[Rows from a figure dataset]

--------------------------------------------------

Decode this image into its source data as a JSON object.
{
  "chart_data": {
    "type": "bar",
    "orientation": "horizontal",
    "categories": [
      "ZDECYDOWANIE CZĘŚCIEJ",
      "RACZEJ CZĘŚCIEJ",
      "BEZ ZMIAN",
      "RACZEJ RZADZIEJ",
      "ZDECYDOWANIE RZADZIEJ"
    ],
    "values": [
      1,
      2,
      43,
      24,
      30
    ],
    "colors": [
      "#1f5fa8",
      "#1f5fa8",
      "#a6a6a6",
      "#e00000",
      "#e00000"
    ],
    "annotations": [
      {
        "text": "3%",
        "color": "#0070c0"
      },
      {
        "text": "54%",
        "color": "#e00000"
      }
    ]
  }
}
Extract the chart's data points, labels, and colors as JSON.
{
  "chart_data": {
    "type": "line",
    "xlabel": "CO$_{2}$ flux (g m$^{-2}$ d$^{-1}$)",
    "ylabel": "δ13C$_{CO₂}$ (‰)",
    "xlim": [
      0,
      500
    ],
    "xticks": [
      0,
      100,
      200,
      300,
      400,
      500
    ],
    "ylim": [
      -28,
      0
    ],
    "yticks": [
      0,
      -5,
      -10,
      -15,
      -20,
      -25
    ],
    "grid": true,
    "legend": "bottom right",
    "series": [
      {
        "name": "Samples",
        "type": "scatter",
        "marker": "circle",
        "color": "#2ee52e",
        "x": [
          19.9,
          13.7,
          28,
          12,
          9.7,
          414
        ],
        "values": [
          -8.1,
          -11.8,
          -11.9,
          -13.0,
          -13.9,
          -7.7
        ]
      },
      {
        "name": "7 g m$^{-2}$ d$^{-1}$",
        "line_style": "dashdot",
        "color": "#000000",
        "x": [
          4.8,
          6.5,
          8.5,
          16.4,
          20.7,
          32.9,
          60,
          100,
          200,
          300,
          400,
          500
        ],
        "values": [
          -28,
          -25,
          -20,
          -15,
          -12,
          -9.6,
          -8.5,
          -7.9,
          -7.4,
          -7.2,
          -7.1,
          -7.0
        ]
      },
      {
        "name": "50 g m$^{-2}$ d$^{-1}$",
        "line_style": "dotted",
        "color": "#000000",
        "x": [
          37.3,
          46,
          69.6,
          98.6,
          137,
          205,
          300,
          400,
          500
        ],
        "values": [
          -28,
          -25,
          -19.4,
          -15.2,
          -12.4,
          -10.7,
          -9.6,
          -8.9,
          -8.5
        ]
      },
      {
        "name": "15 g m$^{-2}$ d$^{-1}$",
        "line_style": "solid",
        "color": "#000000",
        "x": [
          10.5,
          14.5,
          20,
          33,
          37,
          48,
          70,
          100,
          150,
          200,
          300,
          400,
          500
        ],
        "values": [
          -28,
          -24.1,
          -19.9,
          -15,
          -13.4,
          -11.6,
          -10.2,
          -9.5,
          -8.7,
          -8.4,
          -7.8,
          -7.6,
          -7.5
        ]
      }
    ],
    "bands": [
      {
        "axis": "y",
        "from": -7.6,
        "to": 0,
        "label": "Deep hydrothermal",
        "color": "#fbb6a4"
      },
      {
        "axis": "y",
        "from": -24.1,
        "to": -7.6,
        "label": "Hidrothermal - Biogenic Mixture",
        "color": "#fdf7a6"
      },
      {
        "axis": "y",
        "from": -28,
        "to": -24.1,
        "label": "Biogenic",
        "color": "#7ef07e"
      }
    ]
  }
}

--------------------------------------------------

TASK DETAILS:
Check each line of the entries for the string "ZDECYDOWANIE". Copy the lines that have it.

ANSWER BELOW:
      "ZDECYDOWANIE CZĘŚCIEJ",
      "ZDECYDOWANIE RZADZIEJ"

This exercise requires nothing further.